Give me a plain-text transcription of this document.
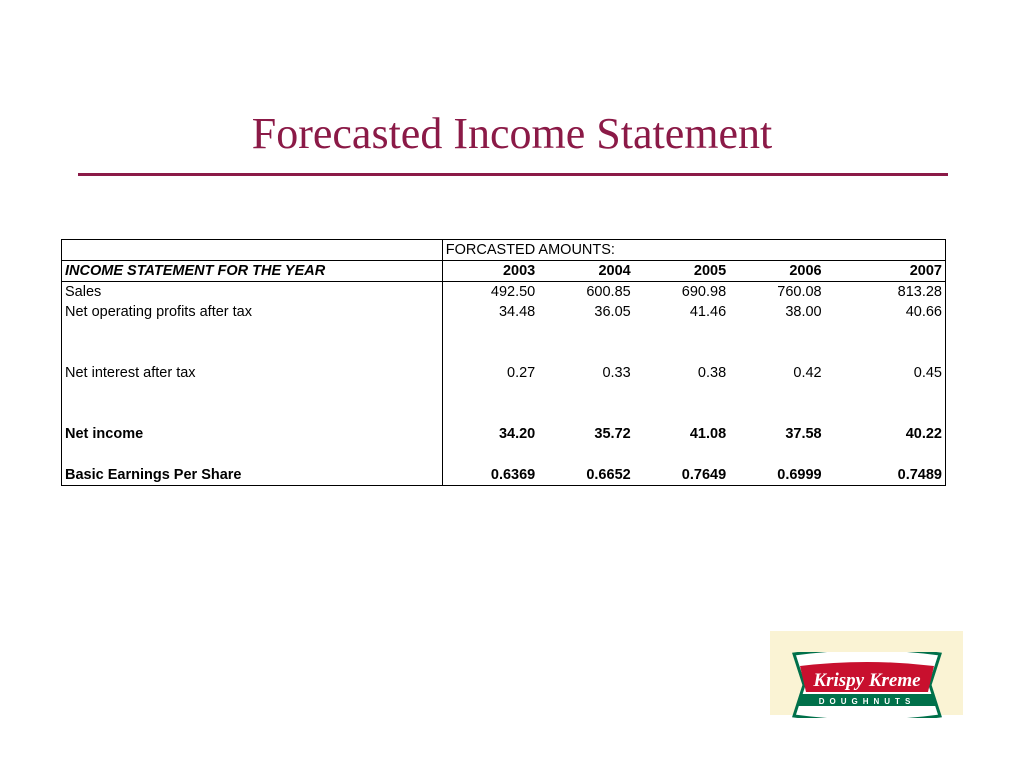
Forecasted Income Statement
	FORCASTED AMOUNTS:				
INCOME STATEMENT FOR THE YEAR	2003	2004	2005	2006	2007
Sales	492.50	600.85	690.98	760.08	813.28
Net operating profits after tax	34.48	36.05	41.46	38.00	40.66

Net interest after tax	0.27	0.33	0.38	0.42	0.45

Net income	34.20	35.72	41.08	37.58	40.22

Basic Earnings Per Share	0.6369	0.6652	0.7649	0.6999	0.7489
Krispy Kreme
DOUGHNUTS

··········

**Your task:** Copy out the listing exactly as it stands, but not the pictures.

**Solution for this problem:**
Give me a plain-text transcription of this document.
Forecasted Income Statement
	FORCASTED AMOUNTS:				
INCOME STATEMENT FOR THE YEAR	2003	2004	2005	2006	2007
Sales	492.50	600.85	690.98	760.08	813.28
Net operating profits after tax	34.48	36.05	41.46	38.00	40.66

Net interest after tax	0.27	0.33	0.38	0.42	0.45

Net income	34.20	35.72	41.08	37.58	40.22

Basic Earnings Per Share	0.6369	0.6652	0.7649	0.6999	0.7489
Krispy Kreme
DOUGHNUTS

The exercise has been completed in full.